++++ Passage provided
The National Crime Agency (the "NCA")
has issued its 'National Strategic Assessment of Serious and
Organised Crime 2014' (the
"Assessment"). This is a 'must
read' for Money Laundering Reporting Officers and their
deputies, who need to:-
- demonstrate an understanding of trends for the purposes of evidencing compliance with the Money Laundering and Terrorist Financing Code 2013;
- incorporate any relevant findings into the business risk assessment; and
- update any anti-money laundering training material accordingly.
In the prelude to the Assessment, the NCA Director General
states that the UK government regards serious and organised crime
as one of the greatest threats to the UK's national security
and he estimates that it costs the overall economy at least
£24 billion each year.
The Assessment recognises that the single biggest factor which has changed the landscape for serious and organised crime, is the growth in scale and speed of internet communication technologies. According to the Assessment, cyber techniques have proliferated and are used ever more extensively by wider serious and organised crime groups to commit traditional crimes, for example by enabling criminals to communicate with each other and to trade in the tools of their crime such as drugs, firearms and stolen data. The Assessment highlights that as more and more services become online, there is an increasing risk of online attacks and fraud. It is stated that 84% of all cases of identity fraud are delivered by the internet and that an increase is anticipated in the targeted compromise of networked systems, in ransomware attacks and in distributed denial of service (DDOS) attacks against business critical systems.
Whilst these are issues which must be taken into consideration in AML risk assessments at business and customer level, it is clear that the increase in cyber crime must also be incorporated into a firm's organisation wide risk assessment and must be prepared for in terms of business continuity and disaster recovery planning.
The NCA sees corruption as another key issue impacting across the board and the Assessment states that "most serious and organised criminals benefit from corruption that has taken place at some stage in the criminal process in other countries or in the UK". This highlights the close linkages between the money laundering risks that businesses have to consider vis-à-vis their customers and the bribery and corruption risk which must now be factored into client acceptance in order to comply with the requirements of the Isle of Man Bribery Act.
++++++++
Exercise requirements:
1 – Pull out everything in the NCA assessment passage from "The National Crime" down to "billion each year.", word for word.
2 – Write what comes next in the NCA assessment passage, picking up after its final sentence.
++++ Data for analysis
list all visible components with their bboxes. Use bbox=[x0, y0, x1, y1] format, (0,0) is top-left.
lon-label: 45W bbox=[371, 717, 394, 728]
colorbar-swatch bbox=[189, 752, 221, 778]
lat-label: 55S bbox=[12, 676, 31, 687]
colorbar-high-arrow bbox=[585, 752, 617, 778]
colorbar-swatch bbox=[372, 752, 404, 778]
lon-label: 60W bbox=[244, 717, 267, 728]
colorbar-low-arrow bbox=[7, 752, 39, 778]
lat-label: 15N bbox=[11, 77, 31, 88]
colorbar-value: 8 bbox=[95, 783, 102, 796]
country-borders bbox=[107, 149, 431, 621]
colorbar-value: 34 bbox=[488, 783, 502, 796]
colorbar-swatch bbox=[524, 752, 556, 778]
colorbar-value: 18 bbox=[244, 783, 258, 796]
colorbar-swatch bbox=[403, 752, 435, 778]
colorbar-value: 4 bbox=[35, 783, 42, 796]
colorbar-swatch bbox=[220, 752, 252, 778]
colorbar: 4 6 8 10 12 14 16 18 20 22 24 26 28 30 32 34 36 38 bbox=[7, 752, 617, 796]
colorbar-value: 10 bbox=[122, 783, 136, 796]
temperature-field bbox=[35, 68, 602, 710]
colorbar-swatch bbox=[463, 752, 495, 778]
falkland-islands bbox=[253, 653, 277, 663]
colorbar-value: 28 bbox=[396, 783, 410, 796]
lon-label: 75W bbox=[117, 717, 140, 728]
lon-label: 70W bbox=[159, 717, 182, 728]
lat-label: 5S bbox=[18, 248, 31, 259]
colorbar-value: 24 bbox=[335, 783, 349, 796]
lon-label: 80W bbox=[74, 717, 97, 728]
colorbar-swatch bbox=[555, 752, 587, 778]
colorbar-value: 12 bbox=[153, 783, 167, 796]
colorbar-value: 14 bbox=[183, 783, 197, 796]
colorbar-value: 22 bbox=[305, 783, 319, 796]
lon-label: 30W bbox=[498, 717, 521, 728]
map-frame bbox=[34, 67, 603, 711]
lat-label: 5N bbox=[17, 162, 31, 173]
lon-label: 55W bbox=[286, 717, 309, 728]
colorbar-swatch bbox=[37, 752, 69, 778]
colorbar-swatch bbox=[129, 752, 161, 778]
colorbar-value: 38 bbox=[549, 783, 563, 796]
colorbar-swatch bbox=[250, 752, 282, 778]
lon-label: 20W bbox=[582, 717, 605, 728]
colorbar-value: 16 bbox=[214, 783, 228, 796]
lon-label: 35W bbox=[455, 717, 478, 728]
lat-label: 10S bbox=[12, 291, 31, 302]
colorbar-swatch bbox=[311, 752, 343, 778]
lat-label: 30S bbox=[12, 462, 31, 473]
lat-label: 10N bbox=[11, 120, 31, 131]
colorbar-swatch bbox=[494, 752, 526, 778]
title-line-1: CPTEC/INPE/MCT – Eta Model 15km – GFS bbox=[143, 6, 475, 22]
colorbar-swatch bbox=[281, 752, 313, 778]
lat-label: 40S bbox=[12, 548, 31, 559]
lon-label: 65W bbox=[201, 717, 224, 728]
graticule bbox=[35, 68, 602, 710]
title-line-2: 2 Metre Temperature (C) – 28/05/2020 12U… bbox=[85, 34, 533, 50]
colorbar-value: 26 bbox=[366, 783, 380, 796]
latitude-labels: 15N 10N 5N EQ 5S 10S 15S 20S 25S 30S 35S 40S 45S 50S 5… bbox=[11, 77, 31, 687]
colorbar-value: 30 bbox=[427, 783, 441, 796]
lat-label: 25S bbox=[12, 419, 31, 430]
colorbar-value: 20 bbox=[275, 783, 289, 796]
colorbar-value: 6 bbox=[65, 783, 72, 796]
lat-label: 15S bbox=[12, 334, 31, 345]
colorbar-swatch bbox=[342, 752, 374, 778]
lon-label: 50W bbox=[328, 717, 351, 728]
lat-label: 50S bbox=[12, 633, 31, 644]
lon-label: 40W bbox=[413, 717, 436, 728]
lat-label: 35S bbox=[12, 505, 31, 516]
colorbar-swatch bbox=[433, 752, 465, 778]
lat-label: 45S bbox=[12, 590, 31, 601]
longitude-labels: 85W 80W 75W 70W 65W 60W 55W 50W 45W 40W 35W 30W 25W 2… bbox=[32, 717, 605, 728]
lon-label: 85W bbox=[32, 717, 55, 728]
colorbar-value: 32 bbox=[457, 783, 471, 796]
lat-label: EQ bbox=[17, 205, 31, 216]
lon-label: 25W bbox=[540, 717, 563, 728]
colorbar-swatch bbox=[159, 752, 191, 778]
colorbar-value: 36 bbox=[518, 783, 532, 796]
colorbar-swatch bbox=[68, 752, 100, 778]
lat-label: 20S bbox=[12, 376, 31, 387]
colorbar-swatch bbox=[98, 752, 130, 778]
++++++++
Answers to the exercises:
1 –
The National Crime Agency (the "NCA")
has issued its 'National Strategic Assessment of Serious and
Organised Crime 2014' (the
"Assessment"). This is a 'must
read' for Money Laundering Reporting Officers and their
deputies, who need to:-
- demonstrate an understanding of trends for the purposes of evidencing compliance with the Money Laundering and Terrorist Financing Code 2013;
- incorporate any relevant findings into the business risk assessment; and
- update any anti-money laundering training material accordingly.
In the prelude to the Assessment, the NCA Director General
states that the UK government regards serious and organised crime
as one of the greatest threats to the UK's national security
and he estimates that it costs the overall economy at least
£24 billion each year.

2 –
The Assessment contains a very useful map in relation to the types of crime that are prevalent in various countries around the world. This could usefully contribute to a business' country risk assessment for AML purposes. Other useful information in the Assessment includes:
- virtual banks and virtual currencies are being used by criminals and this usage is likely to increase;
- fraudulently obtained genuine passports are produced by a country's official passport issuer based on falsified information in the application and are particularly desirable to criminals; and
- almost half of the active organised crime groups are involved in some way in the drugs trade.
Businesses which have to comply with the Isle of Man's anti-money laundering requirements and the financial services regulatory regime should be aware that business risk assessments and client risk assessments are not static documents and that the Regulators expect these risk assessments to be continually informed by relevant information from a wide range of sources. Whilst UK focused, the Assessment provides valuable and up to date information in relation to trends which should be reviewed and taken into consideration for risk assessment purposes. This will serve to demonstrate to the Regulators that the management team is risk aware and that regulatory expectations in this regard are being met.
The content of this article is intended to provide a general guide to the subject matter. Specialist advice should be sought about your specific circumstances.